Set down the records once more, please, exactly and with the pictures left out.

◇ ◇ ◇ ◇

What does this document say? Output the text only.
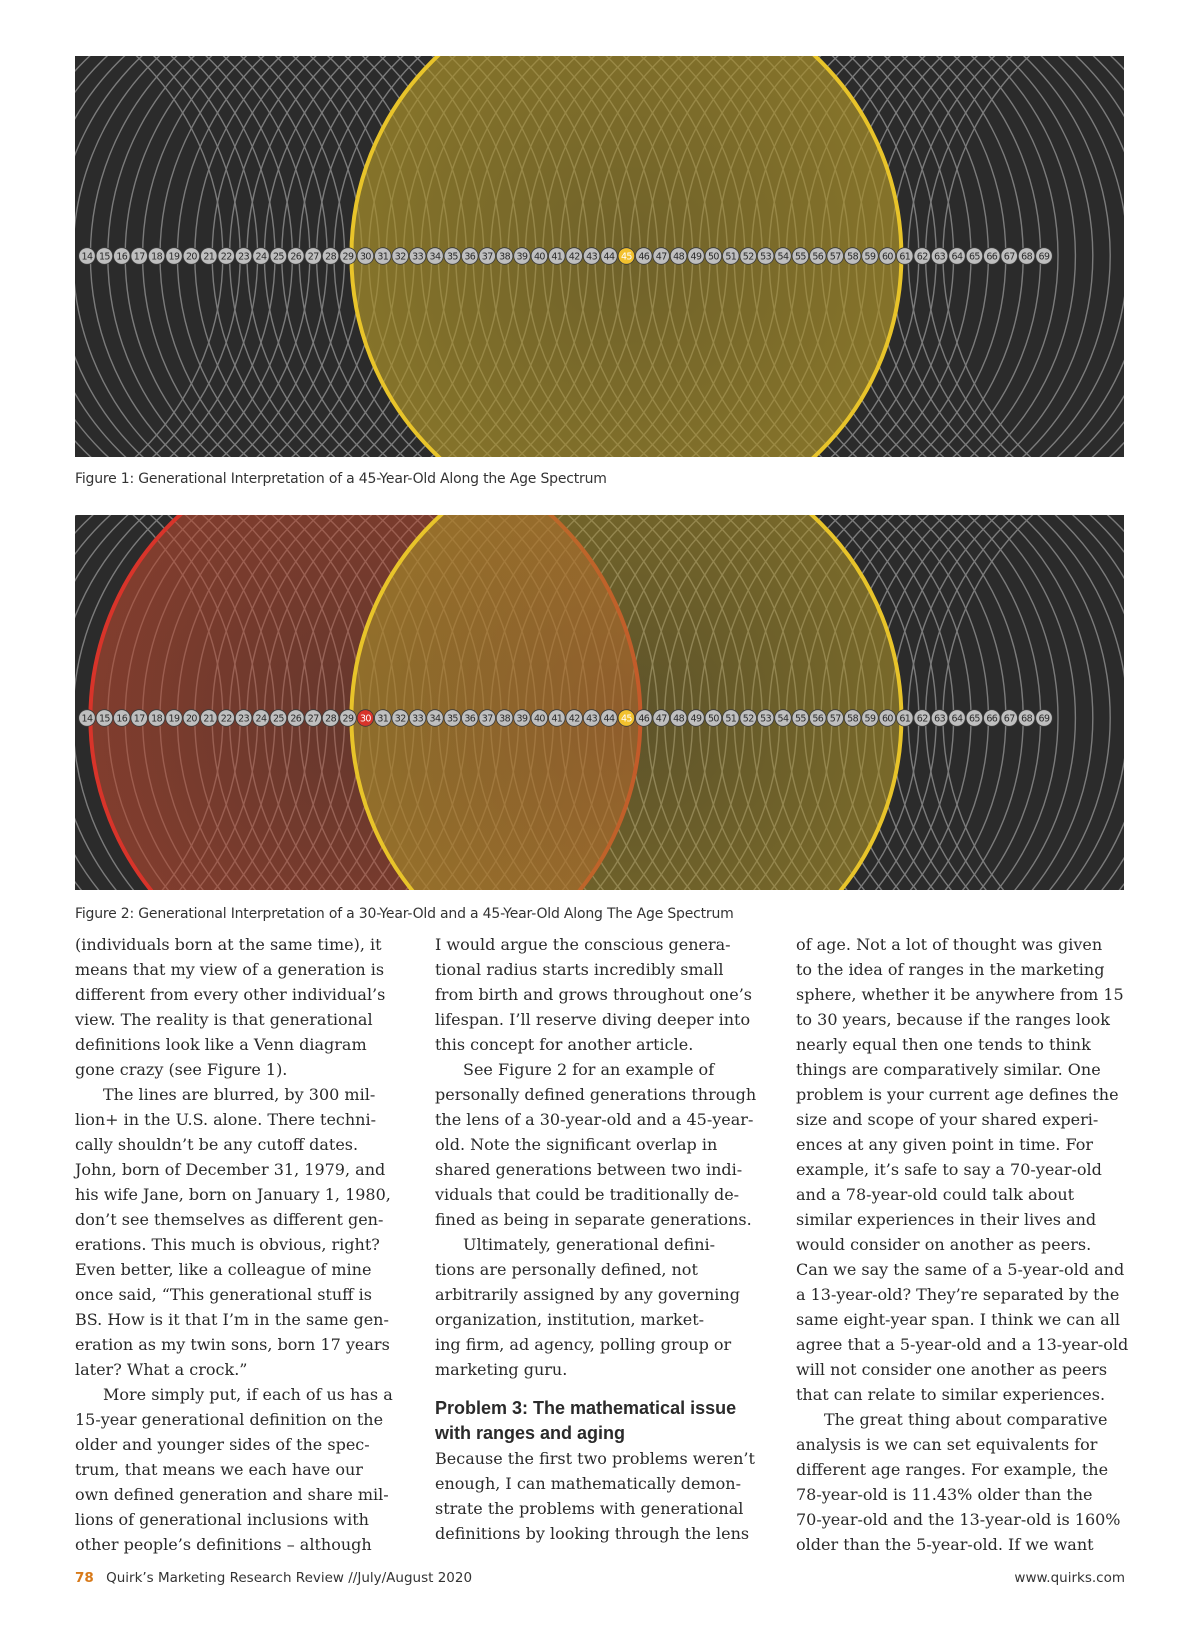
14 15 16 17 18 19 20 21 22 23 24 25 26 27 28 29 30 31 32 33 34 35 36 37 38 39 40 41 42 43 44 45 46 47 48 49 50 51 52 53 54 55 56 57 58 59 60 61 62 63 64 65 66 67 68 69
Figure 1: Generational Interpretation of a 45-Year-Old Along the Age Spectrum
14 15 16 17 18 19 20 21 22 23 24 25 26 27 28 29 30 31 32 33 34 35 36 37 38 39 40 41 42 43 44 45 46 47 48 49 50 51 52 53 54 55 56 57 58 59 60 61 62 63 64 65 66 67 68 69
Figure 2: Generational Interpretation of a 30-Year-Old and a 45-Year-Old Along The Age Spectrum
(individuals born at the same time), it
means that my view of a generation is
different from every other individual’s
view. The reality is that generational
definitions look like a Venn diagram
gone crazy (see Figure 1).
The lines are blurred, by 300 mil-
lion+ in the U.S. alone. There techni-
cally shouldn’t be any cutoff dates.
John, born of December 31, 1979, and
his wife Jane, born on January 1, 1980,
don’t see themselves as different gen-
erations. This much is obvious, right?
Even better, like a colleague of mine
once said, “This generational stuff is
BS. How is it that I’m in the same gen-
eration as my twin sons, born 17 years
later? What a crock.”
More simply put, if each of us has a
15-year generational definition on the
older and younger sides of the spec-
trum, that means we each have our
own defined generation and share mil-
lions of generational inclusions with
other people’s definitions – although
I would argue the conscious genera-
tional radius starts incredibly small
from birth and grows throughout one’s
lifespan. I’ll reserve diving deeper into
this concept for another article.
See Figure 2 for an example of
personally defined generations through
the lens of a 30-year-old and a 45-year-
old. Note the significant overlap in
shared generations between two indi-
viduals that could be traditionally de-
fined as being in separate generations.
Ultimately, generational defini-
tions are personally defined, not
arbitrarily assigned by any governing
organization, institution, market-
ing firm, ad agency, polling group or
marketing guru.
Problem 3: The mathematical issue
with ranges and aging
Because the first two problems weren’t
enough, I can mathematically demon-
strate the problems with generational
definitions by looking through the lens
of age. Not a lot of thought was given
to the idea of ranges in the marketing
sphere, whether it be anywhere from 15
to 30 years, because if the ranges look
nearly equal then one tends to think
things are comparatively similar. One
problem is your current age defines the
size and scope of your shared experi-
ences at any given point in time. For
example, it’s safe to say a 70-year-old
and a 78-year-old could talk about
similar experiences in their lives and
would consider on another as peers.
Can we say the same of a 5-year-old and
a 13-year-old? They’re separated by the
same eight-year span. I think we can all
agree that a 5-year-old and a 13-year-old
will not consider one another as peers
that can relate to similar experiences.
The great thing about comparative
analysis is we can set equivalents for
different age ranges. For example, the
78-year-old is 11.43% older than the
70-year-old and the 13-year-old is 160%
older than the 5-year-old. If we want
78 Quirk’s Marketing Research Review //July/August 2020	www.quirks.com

◇ ◇ ◇ ◇

> **SOLVED PROBLEM**
What does this document say? Output the text only.
14 15 16 17 18 19 20 21 22 23 24 25 26 27 28 29 30 31 32 33 34 35 36 37 38 39 40 41 42 43 44 45 46 47 48 49 50 51 52 53 54 55 56 57 58 59 60 61 62 63 64 65 66 67 68 69
Figure 1: Generational Interpretation of a 45-Year-Old Along the Age Spectrum
14 15 16 17 18 19 20 21 22 23 24 25 26 27 28 29 30 31 32 33 34 35 36 37 38 39 40 41 42 43 44 45 46 47 48 49 50 51 52 53 54 55 56 57 58 59 60 61 62 63 64 65 66 67 68 69
Figure 2: Generational Interpretation of a 30-Year-Old and a 45-Year-Old Along The Age Spectrum
(individuals born at the same time), it
means that my view of a generation is
different from every other individual’s
view. The reality is that generational
definitions look like a Venn diagram
gone crazy (see Figure 1).
The lines are blurred, by 300 mil-
lion+ in the U.S. alone. There techni-
cally shouldn’t be any cutoff dates.
John, born of December 31, 1979, and
his wife Jane, born on January 1, 1980,
don’t see themselves as different gen-
erations. This much is obvious, right?
Even better, like a colleague of mine
once said, “This generational stuff is
BS. How is it that I’m in the same gen-
eration as my twin sons, born 17 years
later? What a crock.”
More simply put, if each of us has a
15-year generational definition on the
older and younger sides of the spec-
trum, that means we each have our
own defined generation and share mil-
lions of generational inclusions with
other people’s definitions – although
I would argue the conscious genera-
tional radius starts incredibly small
from birth and grows throughout one’s
lifespan. I’ll reserve diving deeper into
this concept for another article.
See Figure 2 for an example of
personally defined generations through
the lens of a 30-year-old and a 45-year-
old. Note the significant overlap in
shared generations between two indi-
viduals that could be traditionally de-
fined as being in separate generations.
Ultimately, generational defini-
tions are personally defined, not
arbitrarily assigned by any governing
organization, institution, market-
ing firm, ad agency, polling group or
marketing guru.
Problem 3: The mathematical issue
with ranges and aging
Because the first two problems weren’t
enough, I can mathematically demon-
strate the problems with generational
definitions by looking through the lens
of age. Not a lot of thought was given
to the idea of ranges in the marketing
sphere, whether it be anywhere from 15
to 30 years, because if the ranges look
nearly equal then one tends to think
things are comparatively similar. One
problem is your current age defines the
size and scope of your shared experi-
ences at any given point in time. For
example, it’s safe to say a 70-year-old
and a 78-year-old could talk about
similar experiences in their lives and
would consider on another as peers.
Can we say the same of a 5-year-old and
a 13-year-old? They’re separated by the
same eight-year span. I think we can all
agree that a 5-year-old and a 13-year-old
will not consider one another as peers
that can relate to similar experiences.
The great thing about comparative
analysis is we can set equivalents for
different age ranges. For example, the
78-year-old is 11.43% older than the
70-year-old and the 13-year-old is 160%
older than the 5-year-old. If we want
78 Quirk’s Marketing Research Review //July/August 2020	www.quirks.com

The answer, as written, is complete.